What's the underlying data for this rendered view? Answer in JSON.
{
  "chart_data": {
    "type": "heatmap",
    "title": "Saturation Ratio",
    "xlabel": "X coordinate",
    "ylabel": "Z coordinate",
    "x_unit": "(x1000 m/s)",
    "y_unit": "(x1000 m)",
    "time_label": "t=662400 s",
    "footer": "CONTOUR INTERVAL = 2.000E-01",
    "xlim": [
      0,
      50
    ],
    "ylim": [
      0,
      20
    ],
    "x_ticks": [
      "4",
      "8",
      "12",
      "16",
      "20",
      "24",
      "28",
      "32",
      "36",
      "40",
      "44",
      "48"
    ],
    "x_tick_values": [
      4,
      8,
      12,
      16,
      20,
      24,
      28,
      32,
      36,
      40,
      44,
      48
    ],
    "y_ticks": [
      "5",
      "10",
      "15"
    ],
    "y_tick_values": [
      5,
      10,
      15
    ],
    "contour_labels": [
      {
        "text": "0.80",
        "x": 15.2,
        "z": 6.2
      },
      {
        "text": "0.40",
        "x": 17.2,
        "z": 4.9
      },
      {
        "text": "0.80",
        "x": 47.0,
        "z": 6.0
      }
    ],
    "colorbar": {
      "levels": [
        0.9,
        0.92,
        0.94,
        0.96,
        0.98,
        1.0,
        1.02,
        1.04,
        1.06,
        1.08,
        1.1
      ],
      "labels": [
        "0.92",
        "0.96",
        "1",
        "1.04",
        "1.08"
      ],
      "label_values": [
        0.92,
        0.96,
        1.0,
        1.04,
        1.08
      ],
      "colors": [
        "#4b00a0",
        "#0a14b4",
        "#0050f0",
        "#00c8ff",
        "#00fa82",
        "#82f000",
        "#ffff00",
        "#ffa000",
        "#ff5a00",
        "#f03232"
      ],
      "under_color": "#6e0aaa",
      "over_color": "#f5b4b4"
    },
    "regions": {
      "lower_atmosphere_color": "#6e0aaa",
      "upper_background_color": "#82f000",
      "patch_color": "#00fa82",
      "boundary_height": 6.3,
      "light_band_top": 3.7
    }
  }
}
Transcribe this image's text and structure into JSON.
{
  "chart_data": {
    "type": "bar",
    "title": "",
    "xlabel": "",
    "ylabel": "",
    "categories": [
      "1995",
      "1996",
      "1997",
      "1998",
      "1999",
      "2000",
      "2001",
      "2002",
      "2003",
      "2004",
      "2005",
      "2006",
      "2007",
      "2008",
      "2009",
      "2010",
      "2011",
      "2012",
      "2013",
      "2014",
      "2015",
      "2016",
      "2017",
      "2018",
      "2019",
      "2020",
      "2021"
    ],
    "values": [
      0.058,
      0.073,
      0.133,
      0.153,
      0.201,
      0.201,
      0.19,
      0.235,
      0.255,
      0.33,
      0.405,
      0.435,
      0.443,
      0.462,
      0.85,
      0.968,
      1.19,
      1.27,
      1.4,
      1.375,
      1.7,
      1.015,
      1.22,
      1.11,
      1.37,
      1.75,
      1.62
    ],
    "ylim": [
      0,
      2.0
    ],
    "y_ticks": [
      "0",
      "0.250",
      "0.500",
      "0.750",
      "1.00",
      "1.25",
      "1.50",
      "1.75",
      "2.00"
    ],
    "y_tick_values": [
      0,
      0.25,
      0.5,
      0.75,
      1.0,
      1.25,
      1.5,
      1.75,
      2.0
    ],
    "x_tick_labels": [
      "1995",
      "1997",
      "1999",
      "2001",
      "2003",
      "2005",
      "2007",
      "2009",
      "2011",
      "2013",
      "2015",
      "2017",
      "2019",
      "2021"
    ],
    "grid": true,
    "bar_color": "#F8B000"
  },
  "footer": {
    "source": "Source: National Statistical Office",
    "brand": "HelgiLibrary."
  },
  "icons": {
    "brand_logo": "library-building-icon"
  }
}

════════════════════

#### TO BE DONE:
Say how many lines in this listing hold the string "text", giving the count and nothing more.

#### COMPLETE ANSWER:
4